------ Records to process

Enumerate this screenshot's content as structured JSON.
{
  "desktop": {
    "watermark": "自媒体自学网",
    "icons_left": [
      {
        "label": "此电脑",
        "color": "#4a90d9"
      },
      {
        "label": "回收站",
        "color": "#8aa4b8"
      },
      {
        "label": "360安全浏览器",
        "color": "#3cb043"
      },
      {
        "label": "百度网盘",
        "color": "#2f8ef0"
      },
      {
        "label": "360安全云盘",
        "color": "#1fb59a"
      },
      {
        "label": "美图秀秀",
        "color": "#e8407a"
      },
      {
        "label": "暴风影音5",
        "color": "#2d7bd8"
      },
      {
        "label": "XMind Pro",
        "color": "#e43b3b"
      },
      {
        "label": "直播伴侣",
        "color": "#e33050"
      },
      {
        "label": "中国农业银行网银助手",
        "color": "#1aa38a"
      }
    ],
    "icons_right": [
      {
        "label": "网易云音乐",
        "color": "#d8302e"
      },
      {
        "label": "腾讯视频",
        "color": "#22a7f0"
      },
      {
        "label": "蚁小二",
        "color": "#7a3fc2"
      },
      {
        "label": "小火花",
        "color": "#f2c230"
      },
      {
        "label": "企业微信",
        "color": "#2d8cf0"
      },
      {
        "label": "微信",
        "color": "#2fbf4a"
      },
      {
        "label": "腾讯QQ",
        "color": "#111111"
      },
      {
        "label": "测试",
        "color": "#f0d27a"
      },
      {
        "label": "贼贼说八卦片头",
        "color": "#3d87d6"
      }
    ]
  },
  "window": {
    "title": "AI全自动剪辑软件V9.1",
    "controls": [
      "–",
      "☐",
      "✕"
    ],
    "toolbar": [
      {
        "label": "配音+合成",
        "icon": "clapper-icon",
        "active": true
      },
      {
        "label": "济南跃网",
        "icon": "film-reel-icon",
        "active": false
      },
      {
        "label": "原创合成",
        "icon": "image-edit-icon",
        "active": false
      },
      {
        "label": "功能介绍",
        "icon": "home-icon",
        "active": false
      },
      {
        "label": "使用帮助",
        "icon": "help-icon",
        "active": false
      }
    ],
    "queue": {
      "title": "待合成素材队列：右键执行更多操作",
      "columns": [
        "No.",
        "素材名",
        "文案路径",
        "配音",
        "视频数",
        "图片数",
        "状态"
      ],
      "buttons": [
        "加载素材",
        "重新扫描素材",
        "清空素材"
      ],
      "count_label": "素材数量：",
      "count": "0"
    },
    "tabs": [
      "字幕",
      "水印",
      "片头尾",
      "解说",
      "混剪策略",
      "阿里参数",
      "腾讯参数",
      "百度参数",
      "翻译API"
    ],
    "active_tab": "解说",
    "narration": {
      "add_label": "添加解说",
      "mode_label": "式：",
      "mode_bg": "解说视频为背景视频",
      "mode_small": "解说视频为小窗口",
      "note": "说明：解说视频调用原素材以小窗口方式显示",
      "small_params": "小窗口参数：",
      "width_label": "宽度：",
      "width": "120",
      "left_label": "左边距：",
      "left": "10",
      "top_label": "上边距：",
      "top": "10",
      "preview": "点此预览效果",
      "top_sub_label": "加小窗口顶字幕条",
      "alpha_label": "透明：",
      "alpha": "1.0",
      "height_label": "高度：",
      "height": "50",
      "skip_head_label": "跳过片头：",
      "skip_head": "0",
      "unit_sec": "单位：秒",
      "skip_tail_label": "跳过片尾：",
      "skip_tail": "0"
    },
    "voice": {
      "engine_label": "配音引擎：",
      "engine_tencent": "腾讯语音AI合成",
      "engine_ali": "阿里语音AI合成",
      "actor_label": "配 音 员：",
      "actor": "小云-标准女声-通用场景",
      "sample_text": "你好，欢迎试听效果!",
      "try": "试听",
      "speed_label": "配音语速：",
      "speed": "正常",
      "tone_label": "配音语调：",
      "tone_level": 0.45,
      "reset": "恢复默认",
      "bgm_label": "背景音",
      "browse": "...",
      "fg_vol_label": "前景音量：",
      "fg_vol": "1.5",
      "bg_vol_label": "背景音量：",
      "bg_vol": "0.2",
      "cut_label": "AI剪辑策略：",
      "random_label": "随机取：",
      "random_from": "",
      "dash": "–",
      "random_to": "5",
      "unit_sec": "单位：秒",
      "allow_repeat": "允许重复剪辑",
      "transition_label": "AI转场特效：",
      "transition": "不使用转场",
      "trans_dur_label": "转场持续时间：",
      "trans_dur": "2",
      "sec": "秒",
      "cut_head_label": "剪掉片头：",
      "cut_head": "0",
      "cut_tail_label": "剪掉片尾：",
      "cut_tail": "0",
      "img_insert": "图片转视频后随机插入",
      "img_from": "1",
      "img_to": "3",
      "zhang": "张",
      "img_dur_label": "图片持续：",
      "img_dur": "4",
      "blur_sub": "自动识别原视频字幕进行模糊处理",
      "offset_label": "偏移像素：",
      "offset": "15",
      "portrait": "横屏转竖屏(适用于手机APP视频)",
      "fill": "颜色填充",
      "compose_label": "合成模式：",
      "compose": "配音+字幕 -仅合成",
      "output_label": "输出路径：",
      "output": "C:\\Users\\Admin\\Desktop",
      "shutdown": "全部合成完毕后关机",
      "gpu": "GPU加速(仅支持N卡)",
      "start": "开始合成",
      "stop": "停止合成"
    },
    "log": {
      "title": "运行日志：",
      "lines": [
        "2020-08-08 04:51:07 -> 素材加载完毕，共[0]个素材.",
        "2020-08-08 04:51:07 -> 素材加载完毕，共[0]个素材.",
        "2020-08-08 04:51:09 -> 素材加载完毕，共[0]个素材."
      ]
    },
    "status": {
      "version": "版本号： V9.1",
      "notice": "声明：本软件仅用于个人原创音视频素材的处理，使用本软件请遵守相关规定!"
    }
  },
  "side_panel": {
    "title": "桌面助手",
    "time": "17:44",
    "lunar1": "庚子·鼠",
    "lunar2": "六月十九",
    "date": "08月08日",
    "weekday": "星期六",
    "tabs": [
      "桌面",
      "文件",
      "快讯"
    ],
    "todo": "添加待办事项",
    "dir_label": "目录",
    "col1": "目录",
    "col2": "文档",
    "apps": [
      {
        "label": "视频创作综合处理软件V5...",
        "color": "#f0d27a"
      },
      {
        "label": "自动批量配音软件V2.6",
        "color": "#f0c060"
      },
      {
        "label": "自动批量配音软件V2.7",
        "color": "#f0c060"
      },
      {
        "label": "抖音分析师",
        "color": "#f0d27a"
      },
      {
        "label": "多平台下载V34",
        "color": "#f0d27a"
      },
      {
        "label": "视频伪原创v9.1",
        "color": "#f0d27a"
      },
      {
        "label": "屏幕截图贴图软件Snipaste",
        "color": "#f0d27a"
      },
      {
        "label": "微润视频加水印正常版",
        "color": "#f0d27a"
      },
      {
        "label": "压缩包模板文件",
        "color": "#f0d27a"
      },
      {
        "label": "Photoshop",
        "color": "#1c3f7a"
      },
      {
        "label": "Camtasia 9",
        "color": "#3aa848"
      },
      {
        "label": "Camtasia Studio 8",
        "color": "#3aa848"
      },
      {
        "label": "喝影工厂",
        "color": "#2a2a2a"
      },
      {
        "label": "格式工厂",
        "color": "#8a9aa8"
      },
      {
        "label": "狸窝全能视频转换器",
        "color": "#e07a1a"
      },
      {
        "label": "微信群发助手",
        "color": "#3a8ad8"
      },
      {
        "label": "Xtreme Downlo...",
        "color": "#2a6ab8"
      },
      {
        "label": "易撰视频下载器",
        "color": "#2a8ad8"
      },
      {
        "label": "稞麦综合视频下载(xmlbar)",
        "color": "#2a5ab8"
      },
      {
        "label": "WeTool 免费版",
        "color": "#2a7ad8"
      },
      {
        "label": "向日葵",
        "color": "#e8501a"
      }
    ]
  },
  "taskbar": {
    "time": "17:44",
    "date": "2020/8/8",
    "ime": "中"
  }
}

------------

Report only the number of lines that hold the word "Camtasia".

• Task response
2